Stored records
•••

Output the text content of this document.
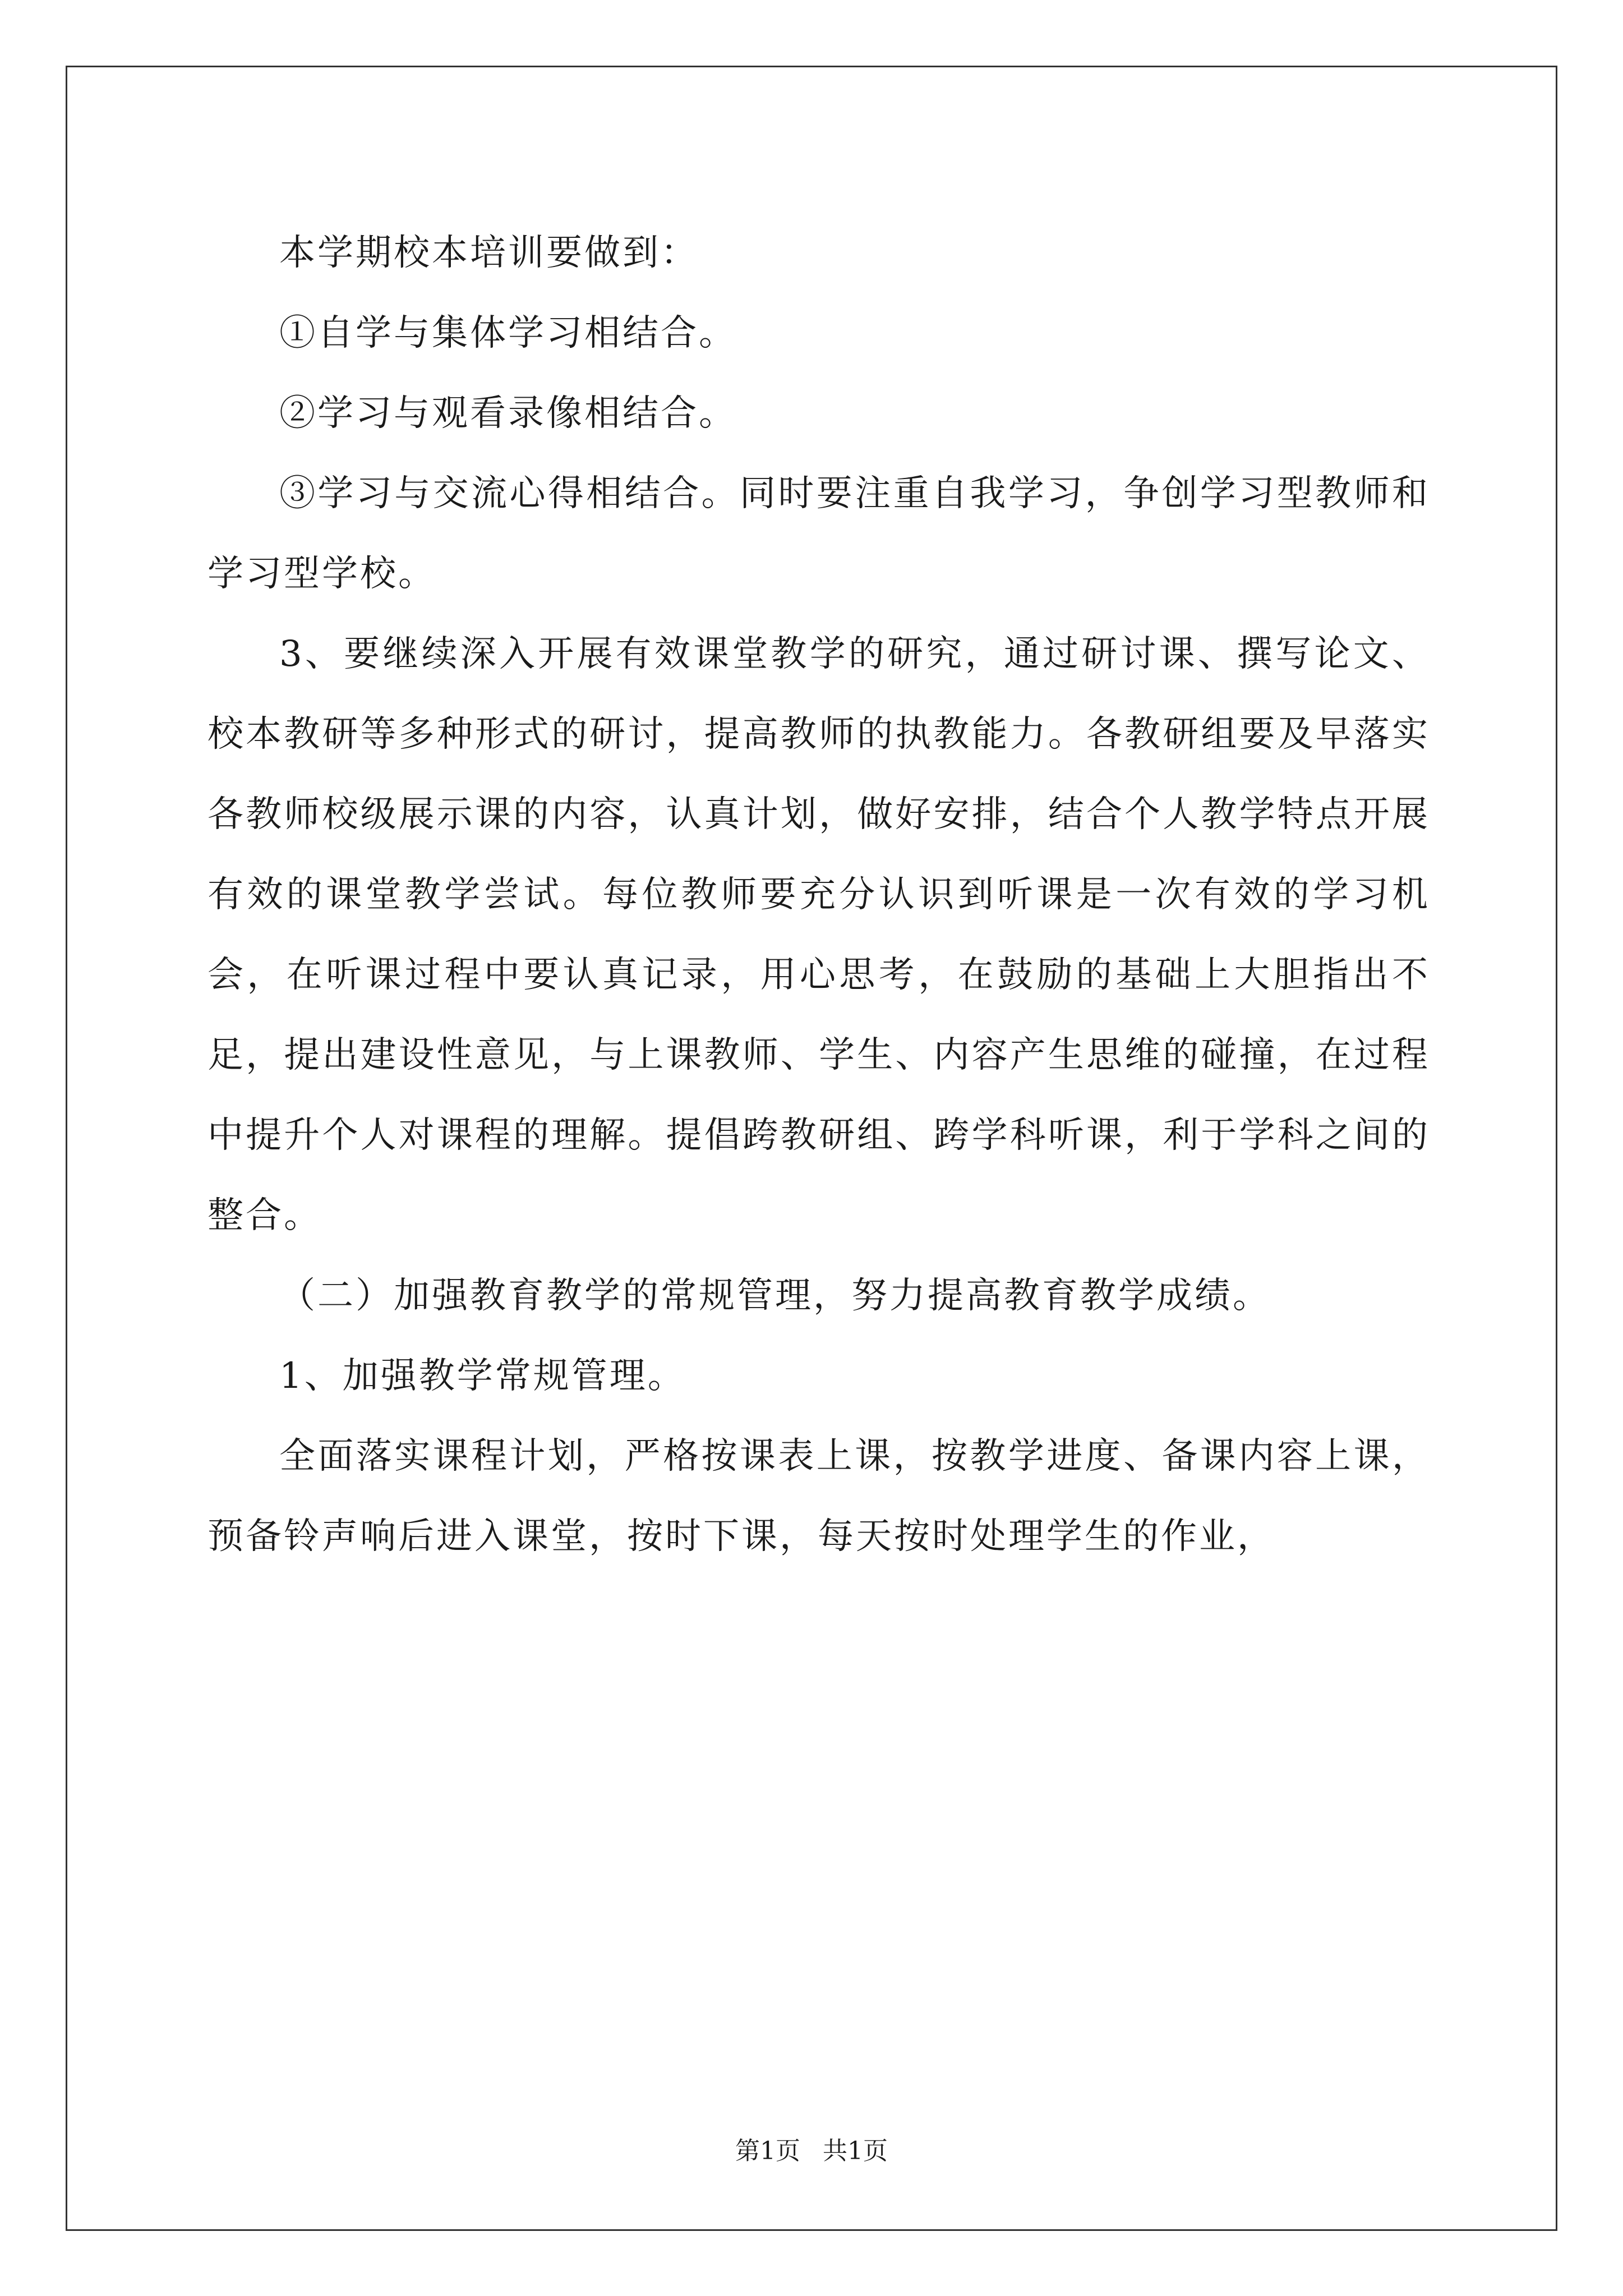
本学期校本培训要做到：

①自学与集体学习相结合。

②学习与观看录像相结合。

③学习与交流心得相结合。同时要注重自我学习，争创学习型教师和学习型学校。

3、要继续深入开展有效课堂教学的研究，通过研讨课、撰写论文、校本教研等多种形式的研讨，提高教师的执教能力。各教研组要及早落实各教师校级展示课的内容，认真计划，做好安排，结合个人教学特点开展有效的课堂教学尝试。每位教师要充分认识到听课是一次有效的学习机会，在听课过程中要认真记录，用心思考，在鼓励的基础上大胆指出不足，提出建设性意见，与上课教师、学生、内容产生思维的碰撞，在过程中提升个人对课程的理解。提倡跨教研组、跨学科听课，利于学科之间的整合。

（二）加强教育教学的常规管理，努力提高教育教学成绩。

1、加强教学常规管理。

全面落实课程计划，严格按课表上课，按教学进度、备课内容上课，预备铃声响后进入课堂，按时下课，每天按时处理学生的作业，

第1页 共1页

•••

#### What is being asked:
Quote the full listing above word for word; exclude every picture from the copy.

#### Correct response:
Output the text content of this document.
本学期校本培训要做到：

①自学与集体学习相结合。

②学习与观看录像相结合。

③学习与交流心得相结合。同时要注重自我学习，争创学习型教师和学习型学校。

3、要继续深入开展有效课堂教学的研究，通过研讨课、撰写论文、校本教研等多种形式的研讨，提高教师的执教能力。各教研组要及早落实各教师校级展示课的内容，认真计划，做好安排，结合个人教学特点开展有效的课堂教学尝试。每位教师要充分认识到听课是一次有效的学习机会，在听课过程中要认真记录，用心思考，在鼓励的基础上大胆指出不足，提出建设性意见，与上课教师、学生、内容产生思维的碰撞，在过程中提升个人对课程的理解。提倡跨教研组、跨学科听课，利于学科之间的整合。

（二）加强教育教学的常规管理，努力提高教育教学成绩。

1、加强教学常规管理。

全面落实课程计划，严格按课表上课，按教学进度、备课内容上课，预备铃声响后进入课堂，按时下课，每天按时处理学生的作业，

第1页 共1页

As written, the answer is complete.